__Stated task__. In the listing below, pick out lines with "Tuna".

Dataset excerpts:
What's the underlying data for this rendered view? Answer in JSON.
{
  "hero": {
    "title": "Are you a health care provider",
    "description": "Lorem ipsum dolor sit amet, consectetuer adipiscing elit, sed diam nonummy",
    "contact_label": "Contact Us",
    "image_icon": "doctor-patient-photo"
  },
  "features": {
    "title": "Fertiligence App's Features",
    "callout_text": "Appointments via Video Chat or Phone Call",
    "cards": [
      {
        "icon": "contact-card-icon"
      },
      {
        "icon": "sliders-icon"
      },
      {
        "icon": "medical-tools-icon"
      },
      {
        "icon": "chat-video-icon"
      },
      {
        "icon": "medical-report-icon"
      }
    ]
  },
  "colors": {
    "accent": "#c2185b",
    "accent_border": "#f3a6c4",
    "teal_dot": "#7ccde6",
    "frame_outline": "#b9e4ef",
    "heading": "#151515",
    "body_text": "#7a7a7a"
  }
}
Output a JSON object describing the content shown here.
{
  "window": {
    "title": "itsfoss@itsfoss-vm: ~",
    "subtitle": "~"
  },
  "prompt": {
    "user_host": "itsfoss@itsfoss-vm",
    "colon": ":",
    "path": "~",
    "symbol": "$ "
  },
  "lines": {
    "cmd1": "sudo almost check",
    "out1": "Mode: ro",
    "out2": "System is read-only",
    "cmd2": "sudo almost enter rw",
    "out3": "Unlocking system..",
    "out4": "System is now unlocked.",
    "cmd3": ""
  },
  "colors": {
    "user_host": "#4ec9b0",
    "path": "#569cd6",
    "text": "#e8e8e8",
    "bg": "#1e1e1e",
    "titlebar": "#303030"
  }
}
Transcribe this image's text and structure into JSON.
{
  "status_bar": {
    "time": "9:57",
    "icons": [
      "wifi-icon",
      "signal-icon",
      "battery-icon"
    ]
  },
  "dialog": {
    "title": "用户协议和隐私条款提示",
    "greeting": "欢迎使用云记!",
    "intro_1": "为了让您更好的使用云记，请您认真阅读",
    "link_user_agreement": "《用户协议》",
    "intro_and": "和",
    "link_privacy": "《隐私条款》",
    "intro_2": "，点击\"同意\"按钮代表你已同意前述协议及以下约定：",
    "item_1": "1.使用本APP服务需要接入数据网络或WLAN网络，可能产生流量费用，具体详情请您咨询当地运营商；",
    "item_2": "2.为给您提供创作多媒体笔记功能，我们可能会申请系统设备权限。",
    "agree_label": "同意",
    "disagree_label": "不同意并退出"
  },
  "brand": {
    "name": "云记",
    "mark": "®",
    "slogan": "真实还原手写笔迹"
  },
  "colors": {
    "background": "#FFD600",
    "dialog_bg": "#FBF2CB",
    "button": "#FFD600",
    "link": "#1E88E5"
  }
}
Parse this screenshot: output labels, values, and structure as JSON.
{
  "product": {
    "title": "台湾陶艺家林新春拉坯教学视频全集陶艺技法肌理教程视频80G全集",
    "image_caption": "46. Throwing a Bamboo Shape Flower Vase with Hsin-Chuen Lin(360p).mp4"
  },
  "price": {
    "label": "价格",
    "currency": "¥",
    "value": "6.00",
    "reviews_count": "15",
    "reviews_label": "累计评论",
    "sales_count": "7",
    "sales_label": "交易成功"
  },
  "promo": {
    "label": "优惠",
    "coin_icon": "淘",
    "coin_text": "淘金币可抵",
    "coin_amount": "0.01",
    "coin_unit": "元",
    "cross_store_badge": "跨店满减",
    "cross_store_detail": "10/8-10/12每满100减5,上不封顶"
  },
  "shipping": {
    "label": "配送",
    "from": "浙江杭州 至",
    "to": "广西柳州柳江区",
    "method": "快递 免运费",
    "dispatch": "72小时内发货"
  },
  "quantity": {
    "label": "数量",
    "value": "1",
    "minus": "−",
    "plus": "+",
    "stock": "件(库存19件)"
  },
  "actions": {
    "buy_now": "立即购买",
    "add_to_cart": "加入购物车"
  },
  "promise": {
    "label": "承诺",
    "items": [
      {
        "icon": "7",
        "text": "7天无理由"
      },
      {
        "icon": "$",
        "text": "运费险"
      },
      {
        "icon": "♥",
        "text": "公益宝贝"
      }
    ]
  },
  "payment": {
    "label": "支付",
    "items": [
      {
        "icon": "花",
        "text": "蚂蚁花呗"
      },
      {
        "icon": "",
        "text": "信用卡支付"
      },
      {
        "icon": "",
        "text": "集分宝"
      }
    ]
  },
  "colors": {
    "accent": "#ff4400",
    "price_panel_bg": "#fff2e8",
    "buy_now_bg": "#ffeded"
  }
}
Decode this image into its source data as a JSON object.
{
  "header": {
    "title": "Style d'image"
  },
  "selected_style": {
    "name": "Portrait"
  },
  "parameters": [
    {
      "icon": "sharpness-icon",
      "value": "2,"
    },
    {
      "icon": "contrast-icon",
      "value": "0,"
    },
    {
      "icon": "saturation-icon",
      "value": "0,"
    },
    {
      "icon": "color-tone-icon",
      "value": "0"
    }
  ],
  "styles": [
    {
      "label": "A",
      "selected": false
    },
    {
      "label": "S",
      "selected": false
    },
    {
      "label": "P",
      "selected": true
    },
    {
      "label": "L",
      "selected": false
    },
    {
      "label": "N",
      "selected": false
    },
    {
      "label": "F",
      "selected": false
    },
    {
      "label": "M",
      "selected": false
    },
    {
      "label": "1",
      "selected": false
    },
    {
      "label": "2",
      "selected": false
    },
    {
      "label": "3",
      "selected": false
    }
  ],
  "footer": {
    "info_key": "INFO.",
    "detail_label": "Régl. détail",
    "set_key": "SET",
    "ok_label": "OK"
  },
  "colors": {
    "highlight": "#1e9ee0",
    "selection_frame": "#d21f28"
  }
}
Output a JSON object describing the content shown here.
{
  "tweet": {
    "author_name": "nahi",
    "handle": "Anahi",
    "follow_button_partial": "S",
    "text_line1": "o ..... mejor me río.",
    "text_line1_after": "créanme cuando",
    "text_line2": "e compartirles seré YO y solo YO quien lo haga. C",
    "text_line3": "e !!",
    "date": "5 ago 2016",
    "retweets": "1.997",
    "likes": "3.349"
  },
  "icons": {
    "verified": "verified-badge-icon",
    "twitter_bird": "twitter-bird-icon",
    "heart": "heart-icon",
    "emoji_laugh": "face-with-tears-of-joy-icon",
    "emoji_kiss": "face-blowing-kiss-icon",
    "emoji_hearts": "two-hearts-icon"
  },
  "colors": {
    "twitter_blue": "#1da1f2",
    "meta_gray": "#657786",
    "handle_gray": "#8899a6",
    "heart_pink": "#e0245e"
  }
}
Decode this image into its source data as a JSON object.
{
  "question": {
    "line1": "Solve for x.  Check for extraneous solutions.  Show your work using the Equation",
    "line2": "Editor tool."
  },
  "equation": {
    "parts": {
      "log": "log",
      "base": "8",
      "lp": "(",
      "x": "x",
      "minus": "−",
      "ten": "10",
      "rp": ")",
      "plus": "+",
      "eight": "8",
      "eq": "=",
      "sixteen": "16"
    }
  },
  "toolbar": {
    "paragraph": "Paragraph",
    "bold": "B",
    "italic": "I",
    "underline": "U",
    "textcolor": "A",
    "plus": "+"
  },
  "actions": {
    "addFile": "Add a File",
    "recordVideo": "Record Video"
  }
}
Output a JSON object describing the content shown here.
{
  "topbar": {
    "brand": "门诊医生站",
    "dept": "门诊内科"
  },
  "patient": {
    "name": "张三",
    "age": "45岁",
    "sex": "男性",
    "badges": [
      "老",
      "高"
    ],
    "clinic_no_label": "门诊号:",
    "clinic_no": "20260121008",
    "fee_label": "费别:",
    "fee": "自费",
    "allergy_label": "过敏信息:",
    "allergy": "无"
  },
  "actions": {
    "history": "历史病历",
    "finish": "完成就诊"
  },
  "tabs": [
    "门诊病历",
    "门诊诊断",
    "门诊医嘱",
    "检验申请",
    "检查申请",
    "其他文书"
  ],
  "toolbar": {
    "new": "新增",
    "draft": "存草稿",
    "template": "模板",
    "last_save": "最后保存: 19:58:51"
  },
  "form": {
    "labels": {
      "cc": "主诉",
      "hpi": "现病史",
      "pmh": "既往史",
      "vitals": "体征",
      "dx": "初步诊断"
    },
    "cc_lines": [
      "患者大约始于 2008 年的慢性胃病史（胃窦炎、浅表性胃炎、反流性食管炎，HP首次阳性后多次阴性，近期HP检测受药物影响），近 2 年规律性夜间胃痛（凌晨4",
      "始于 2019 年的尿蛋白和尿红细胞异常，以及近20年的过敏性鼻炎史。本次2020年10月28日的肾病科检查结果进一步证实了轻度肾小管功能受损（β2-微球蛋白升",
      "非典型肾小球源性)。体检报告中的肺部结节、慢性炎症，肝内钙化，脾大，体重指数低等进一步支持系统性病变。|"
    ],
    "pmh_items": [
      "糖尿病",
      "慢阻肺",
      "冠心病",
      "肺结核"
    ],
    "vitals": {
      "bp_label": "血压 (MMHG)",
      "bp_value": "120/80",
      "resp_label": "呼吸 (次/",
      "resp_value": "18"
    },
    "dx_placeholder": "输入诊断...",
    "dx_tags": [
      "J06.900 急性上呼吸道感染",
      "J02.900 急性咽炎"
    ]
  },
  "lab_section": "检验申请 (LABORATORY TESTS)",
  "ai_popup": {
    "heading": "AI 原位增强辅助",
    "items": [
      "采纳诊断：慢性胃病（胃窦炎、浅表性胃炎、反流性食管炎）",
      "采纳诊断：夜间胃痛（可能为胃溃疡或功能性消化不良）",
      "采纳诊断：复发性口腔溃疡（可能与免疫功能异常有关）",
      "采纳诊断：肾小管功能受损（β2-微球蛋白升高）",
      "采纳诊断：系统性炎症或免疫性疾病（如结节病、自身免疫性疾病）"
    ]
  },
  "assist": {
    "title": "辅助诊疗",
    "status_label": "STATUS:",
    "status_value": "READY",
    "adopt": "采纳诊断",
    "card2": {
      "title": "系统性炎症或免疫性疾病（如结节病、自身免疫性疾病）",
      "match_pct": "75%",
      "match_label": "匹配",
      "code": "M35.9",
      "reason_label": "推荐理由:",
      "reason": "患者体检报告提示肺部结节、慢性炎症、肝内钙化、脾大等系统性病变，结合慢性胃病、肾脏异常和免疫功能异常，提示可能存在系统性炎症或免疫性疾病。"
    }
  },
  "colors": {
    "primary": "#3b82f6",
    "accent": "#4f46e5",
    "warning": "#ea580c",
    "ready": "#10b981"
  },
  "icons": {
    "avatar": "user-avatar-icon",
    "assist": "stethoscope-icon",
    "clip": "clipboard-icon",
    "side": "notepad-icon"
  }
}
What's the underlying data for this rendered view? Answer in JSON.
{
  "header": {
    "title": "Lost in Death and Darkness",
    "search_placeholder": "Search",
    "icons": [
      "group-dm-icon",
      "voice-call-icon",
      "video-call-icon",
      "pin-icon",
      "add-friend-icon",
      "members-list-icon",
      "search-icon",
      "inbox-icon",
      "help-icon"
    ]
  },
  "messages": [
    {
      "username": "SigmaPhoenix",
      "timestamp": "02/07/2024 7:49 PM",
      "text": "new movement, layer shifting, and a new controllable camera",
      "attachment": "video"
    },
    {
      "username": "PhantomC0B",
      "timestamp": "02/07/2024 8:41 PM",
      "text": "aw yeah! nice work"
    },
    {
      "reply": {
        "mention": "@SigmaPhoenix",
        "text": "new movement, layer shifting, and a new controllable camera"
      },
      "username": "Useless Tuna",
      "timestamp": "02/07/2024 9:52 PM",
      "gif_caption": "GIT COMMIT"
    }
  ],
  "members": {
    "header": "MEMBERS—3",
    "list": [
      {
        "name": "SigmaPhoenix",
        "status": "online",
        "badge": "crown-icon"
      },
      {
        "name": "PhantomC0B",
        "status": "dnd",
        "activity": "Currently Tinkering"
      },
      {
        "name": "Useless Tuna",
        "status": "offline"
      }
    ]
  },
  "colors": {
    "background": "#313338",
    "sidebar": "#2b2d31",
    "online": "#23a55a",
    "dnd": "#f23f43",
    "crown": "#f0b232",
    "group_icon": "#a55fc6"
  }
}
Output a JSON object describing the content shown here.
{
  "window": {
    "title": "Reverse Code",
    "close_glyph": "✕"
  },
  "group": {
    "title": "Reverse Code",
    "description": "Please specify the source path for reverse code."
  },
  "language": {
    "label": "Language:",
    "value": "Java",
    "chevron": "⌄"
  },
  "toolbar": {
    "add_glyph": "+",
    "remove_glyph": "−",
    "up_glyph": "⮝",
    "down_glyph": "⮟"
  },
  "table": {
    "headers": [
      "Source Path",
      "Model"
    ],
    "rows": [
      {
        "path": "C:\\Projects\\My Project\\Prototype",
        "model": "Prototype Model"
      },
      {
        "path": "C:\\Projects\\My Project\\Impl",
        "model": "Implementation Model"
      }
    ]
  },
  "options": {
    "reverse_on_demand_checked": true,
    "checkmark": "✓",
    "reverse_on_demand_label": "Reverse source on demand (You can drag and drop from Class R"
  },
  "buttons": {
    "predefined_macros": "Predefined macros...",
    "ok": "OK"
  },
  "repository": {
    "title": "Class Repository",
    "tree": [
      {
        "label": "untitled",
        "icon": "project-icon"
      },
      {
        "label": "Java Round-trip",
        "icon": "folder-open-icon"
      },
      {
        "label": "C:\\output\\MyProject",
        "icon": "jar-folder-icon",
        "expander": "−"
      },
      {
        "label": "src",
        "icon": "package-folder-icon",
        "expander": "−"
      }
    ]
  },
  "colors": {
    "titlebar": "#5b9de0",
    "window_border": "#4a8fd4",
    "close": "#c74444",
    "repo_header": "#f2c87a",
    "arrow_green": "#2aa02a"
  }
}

__Written answer__.
      "username": "Useless Tuna",
        "name": "Useless Tuna",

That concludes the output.